Repeat the whole of the data, keeping every detail the same.

Input records:
+---+

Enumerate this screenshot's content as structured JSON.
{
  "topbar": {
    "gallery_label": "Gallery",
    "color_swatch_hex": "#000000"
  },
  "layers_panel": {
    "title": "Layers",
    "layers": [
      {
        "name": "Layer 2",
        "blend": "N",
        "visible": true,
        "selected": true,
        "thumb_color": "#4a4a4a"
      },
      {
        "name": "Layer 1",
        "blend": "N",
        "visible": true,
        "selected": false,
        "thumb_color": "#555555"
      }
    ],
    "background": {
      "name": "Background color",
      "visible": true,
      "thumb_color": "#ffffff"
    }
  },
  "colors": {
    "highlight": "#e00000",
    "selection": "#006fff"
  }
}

+---+

Answer below:
Enumerate this screenshot's content as structured JSON.
{
  "topbar": {
    "gallery_label": "Gallery",
    "color_swatch_hex": "#000000"
  },
  "layers_panel": {
    "title": "Layers",
    "layers": [
      {
        "name": "Layer 2",
        "blend": "N",
        "visible": true,
        "selected": true,
        "thumb_color": "#4a4a4a"
      },
      {
        "name": "Layer 1",
        "blend": "N",
        "visible": true,
        "selected": false,
        "thumb_color": "#555555"
      }
    ],
    "background": {
      "name": "Background color",
      "visible": true,
      "thumb_color": "#ffffff"
    }
  },
  "colors": {
    "highlight": "#e00000",
    "selection": "#006fff"
  }
}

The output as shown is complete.